- [OBJECTIVE]
Copy the material below word for word, from its first line through the line containing "vote-group: 1 <box>69 204 135 226</box>".
· · · · · · ·
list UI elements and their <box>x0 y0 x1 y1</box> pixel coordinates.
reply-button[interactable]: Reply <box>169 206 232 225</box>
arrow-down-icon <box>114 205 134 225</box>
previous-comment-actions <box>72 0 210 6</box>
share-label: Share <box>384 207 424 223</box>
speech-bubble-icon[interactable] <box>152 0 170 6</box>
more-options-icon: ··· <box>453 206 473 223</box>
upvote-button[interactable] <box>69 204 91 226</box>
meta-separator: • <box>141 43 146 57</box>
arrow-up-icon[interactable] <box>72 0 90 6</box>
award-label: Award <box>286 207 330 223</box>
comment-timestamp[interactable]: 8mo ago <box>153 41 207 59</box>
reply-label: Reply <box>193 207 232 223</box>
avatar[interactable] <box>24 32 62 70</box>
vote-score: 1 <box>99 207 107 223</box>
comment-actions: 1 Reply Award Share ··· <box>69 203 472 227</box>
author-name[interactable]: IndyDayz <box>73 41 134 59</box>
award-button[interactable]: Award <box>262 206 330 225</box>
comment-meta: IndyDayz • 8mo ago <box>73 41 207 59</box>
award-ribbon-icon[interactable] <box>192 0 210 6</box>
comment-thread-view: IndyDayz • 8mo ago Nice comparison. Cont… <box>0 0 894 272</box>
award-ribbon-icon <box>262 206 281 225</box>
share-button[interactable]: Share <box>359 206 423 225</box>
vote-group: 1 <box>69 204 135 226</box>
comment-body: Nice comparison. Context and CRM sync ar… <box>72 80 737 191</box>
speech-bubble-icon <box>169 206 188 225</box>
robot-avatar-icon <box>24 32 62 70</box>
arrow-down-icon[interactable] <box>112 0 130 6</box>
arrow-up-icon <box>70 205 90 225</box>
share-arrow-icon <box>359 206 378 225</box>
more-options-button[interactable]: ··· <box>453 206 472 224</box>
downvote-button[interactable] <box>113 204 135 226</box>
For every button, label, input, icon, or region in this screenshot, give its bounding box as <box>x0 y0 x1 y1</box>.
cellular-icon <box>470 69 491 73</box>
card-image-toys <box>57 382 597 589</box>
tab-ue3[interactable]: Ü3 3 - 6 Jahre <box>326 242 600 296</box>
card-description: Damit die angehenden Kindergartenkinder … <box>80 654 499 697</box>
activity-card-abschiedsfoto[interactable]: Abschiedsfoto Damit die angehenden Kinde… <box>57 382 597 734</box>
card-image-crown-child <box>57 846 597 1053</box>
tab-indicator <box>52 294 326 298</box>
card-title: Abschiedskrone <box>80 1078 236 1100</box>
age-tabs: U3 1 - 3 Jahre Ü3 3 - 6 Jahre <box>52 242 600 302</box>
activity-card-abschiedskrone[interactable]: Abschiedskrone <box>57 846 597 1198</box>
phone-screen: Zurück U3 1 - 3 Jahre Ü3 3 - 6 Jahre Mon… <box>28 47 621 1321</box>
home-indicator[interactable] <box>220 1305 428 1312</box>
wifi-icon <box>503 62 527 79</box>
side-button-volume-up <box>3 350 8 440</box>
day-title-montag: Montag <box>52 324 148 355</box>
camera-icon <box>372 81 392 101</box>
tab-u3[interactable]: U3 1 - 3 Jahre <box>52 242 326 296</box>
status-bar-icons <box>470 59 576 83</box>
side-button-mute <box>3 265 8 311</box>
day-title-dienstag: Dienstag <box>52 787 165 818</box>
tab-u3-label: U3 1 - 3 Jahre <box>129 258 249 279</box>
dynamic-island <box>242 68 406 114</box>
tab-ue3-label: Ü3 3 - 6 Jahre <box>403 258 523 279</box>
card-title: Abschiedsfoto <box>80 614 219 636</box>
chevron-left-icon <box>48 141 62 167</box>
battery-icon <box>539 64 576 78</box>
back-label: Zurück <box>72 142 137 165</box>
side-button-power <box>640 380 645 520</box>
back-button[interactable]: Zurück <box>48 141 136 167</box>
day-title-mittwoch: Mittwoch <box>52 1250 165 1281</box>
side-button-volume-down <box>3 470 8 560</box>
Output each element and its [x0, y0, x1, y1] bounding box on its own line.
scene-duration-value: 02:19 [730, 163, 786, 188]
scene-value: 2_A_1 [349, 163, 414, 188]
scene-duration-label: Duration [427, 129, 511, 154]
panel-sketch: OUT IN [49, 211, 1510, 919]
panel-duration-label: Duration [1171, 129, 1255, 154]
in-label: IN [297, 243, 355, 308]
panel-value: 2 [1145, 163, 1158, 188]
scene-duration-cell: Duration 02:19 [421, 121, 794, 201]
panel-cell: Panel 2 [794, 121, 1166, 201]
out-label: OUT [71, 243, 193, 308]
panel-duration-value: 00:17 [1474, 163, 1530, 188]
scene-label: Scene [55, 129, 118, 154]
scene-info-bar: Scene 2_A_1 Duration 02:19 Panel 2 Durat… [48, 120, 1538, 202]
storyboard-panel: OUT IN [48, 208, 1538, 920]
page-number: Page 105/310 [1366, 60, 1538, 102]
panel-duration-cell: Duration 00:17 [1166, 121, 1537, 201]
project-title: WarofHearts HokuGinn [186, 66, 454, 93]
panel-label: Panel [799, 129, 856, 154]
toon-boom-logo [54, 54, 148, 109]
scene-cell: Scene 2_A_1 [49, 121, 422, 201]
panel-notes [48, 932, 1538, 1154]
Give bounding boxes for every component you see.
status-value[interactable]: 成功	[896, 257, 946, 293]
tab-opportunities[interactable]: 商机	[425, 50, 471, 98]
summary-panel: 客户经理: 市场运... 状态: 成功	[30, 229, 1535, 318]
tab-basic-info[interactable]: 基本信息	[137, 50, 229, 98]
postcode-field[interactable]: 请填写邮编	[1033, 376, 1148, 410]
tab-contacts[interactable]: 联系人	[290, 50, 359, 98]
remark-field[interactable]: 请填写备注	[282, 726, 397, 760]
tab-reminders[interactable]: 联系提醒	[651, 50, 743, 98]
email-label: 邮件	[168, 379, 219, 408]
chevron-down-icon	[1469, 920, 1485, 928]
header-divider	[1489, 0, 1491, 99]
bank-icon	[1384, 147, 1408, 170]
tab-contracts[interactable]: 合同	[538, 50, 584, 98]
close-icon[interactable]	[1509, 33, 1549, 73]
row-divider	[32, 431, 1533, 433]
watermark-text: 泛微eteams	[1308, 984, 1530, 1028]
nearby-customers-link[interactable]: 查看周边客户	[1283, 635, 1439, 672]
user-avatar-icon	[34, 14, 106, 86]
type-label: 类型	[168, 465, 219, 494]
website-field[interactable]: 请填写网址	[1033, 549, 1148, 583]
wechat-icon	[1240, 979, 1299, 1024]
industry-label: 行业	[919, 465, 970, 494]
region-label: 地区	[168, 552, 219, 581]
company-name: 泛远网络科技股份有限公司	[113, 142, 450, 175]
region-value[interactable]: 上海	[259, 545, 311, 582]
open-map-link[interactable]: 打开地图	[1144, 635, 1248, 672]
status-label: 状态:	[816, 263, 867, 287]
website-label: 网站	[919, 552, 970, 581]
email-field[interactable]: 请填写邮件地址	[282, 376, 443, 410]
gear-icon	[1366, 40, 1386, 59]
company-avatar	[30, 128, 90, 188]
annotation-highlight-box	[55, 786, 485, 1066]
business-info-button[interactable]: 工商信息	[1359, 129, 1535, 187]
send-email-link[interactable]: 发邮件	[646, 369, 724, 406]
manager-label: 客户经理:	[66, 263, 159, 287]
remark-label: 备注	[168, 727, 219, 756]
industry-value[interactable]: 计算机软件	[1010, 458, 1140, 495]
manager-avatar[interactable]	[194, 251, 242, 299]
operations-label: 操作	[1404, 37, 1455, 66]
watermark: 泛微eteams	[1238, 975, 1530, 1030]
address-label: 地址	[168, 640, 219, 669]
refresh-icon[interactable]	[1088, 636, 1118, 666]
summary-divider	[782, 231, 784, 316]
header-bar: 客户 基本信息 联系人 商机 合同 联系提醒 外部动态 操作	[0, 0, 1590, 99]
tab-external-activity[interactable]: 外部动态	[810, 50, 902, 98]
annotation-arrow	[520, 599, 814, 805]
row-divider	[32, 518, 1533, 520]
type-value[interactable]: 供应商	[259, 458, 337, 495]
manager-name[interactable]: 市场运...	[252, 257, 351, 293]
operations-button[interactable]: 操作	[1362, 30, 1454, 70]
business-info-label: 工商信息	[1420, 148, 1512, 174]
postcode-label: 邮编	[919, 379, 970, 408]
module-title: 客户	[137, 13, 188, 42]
· · · · · · ·
- [EXPECTED OUTPUT]
list UI elements and their <box>x0 y0 x1 y1</box> pixel coordinates.
reply-button[interactable]: Reply <box>169 206 232 225</box>
arrow-down-icon <box>114 205 134 225</box>
previous-comment-actions <box>72 0 210 6</box>
share-label: Share <box>384 207 424 223</box>
speech-bubble-icon[interactable] <box>152 0 170 6</box>
more-options-icon: ··· <box>453 206 473 223</box>
upvote-button[interactable] <box>69 204 91 226</box>
meta-separator: • <box>141 43 146 57</box>
arrow-up-icon[interactable] <box>72 0 90 6</box>
award-label: Award <box>286 207 330 223</box>
comment-timestamp[interactable]: 8mo ago <box>153 41 207 59</box>
reply-label: Reply <box>193 207 232 223</box>
avatar[interactable] <box>24 32 62 70</box>
vote-score: 1 <box>99 207 107 223</box>
comment-actions: 1 Reply Award Share ··· <box>69 203 472 227</box>
author-name[interactable]: IndyDayz <box>73 41 134 59</box>
award-button[interactable]: Award <box>262 206 330 225</box>
comment-meta: IndyDayz • 8mo ago <box>73 41 207 59</box>
award-ribbon-icon[interactable] <box>192 0 210 6</box>
comment-thread-view: IndyDayz • 8mo ago Nice comparison. Cont… <box>0 0 894 272</box>
award-ribbon-icon <box>262 206 281 225</box>
share-button[interactable]: Share <box>359 206 423 225</box>
vote-group: 1 <box>69 204 135 226</box>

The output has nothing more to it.